— start of Data shown —

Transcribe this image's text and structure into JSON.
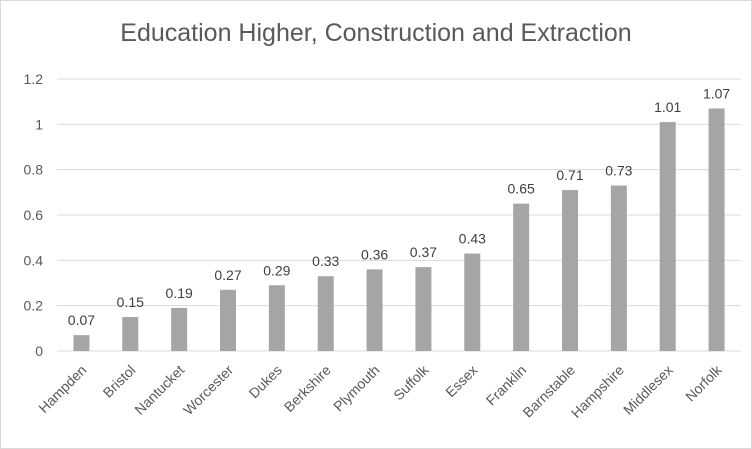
{
  "chart_data": {
    "type": "bar",
    "title": "Education Higher, Construction and Extraction",
    "categories": [
      "Hampden",
      "Bristol",
      "Nantucket",
      "Worcester",
      "Dukes",
      "Berkshire",
      "Plymouth",
      "Suffolk",
      "Essex",
      "Franklin",
      "Barnstable",
      "Hampshire",
      "Middlesex",
      "Norfolk"
    ],
    "values": [
      0.07,
      0.15,
      0.19,
      0.27,
      0.29,
      0.33,
      0.36,
      0.37,
      0.43,
      0.65,
      0.71,
      0.73,
      1.01,
      1.07
    ],
    "data_labels": [
      "0.07",
      "0.15",
      "0.19",
      "0.27",
      "0.29",
      "0.33",
      "0.36",
      "0.37",
      "0.43",
      "0.65",
      "0.71",
      "0.73",
      "1.01",
      "1.07"
    ],
    "y_ticks": [
      "0",
      "0.2",
      "0.4",
      "0.6",
      "0.8",
      "1",
      "1.2"
    ],
    "ylim": [
      0,
      1.2
    ],
    "xlabel": "",
    "ylabel": "",
    "grid": true,
    "legend": "none",
    "colors": {
      "bar": "#a5a5a5",
      "grid": "#d9d9d9",
      "text": "#595959",
      "label": "#404040"
    }
  }
}
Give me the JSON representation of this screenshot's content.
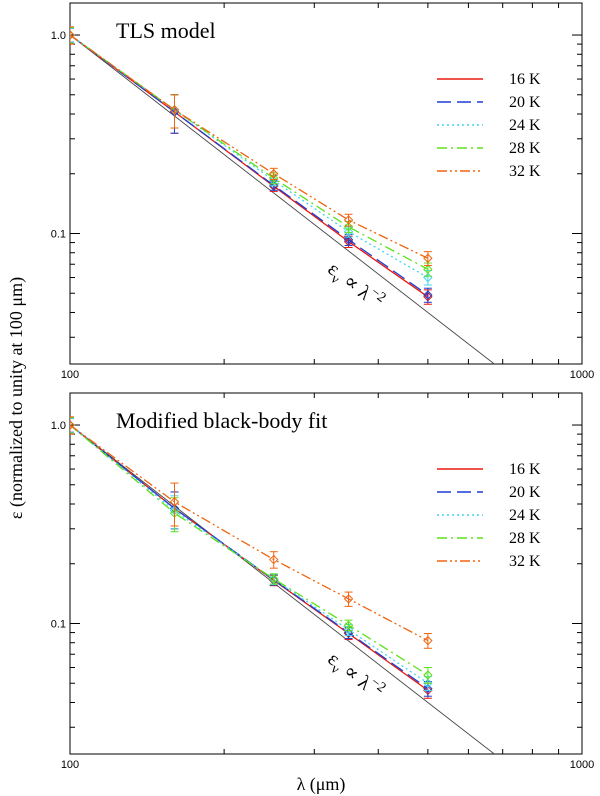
{
  "figure": {
    "ylabel": "ε (normalized to unity at 100 μm)",
    "xlabel": "λ (μm)"
  },
  "chart_data": [
    {
      "type": "line",
      "title": "TLS model",
      "xscale": "log",
      "yscale": "log",
      "xlim": [
        100,
        1000
      ],
      "ylim": [
        0.022,
        1.45
      ],
      "xticks": [
        {
          "value": 100,
          "label": "100"
        },
        {
          "value": 1000,
          "label": "1000"
        }
      ],
      "yticks": [
        {
          "value": 1.0,
          "label": "1.0"
        },
        {
          "value": 0.1,
          "label": "0.1"
        }
      ],
      "reference_line": {
        "label": "ε",
        "sub": "ν",
        "prop": " ∝ λ",
        "sup": "−2",
        "x": [
          100,
          1000
        ],
        "y": [
          1.0,
          0.01
        ]
      },
      "legend_position": "top-right",
      "x": [
        100,
        160,
        250,
        350,
        500
      ],
      "series": [
        {
          "name": "16 K",
          "color": "#e8190f",
          "dash": "",
          "values": [
            1.0,
            0.41,
            0.173,
            0.091,
            0.048
          ],
          "errors": [
            0.08,
            0.09,
            0.01,
            0.006,
            0.004
          ]
        },
        {
          "name": "20 K",
          "color": "#1f3fd0",
          "dash": "14,6",
          "values": [
            1.0,
            0.41,
            0.175,
            0.093,
            0.049
          ],
          "errors": [
            0.08,
            0.09,
            0.01,
            0.006,
            0.004
          ]
        },
        {
          "name": "24 K",
          "color": "#3fd6f0",
          "dash": "2,3",
          "values": [
            1.0,
            0.42,
            0.185,
            0.102,
            0.06
          ],
          "errors": [
            0.08,
            0.08,
            0.011,
            0.006,
            0.005
          ]
        },
        {
          "name": "28 K",
          "color": "#5ee01a",
          "dash": "10,4,2,4",
          "values": [
            1.0,
            0.42,
            0.19,
            0.108,
            0.066
          ],
          "errors": [
            0.09,
            0.08,
            0.012,
            0.007,
            0.005
          ]
        },
        {
          "name": "32 K",
          "color": "#f06410",
          "dash": "10,3,2,3,2,3",
          "values": [
            1.0,
            0.42,
            0.2,
            0.117,
            0.075
          ],
          "errors": [
            0.1,
            0.08,
            0.013,
            0.008,
            0.006
          ]
        }
      ]
    },
    {
      "type": "line",
      "title": "Modified black-body fit",
      "xscale": "log",
      "yscale": "log",
      "xlim": [
        100,
        1000
      ],
      "ylim": [
        0.022,
        1.45
      ],
      "xticks": [
        {
          "value": 100,
          "label": "100"
        },
        {
          "value": 1000,
          "label": "1000"
        }
      ],
      "yticks": [
        {
          "value": 1.0,
          "label": "1.0"
        },
        {
          "value": 0.1,
          "label": "0.1"
        }
      ],
      "reference_line": {
        "label": "ε",
        "sub": "ν",
        "prop": " ∝ λ",
        "sup": "−2",
        "x": [
          100,
          1000
        ],
        "y": [
          1.0,
          0.01
        ]
      },
      "legend_position": "top-right",
      "x": [
        100,
        160,
        250,
        350,
        500
      ],
      "series": [
        {
          "name": "16 K",
          "color": "#e8190f",
          "dash": "",
          "values": [
            1.0,
            0.38,
            0.165,
            0.089,
            0.046
          ],
          "errors": [
            0.08,
            0.08,
            0.01,
            0.006,
            0.004
          ]
        },
        {
          "name": "20 K",
          "color": "#1f3fd0",
          "dash": "14,6",
          "values": [
            1.0,
            0.38,
            0.166,
            0.09,
            0.047
          ],
          "errors": [
            0.08,
            0.08,
            0.01,
            0.006,
            0.004
          ]
        },
        {
          "name": "24 K",
          "color": "#3fd6f0",
          "dash": "2,3",
          "values": [
            1.0,
            0.37,
            0.167,
            0.093,
            0.05
          ],
          "errors": [
            0.08,
            0.07,
            0.01,
            0.006,
            0.004
          ]
        },
        {
          "name": "28 K",
          "color": "#5ee01a",
          "dash": "10,4,2,4",
          "values": [
            1.0,
            0.36,
            0.168,
            0.098,
            0.055
          ],
          "errors": [
            0.09,
            0.07,
            0.01,
            0.006,
            0.005
          ]
        },
        {
          "name": "32 K",
          "color": "#f06410",
          "dash": "10,3,2,3,2,3",
          "values": [
            1.0,
            0.41,
            0.21,
            0.133,
            0.082
          ],
          "errors": [
            0.1,
            0.1,
            0.02,
            0.011,
            0.007
          ]
        }
      ]
    }
  ]
}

— end of Data shown —

__Exercise task__
Scan the material above. Copy each line where "ylabel" occurs.

__Problem solution__
    "ylabel": "",
    "ylabel": "ε (normalized to unity at 100 μm)",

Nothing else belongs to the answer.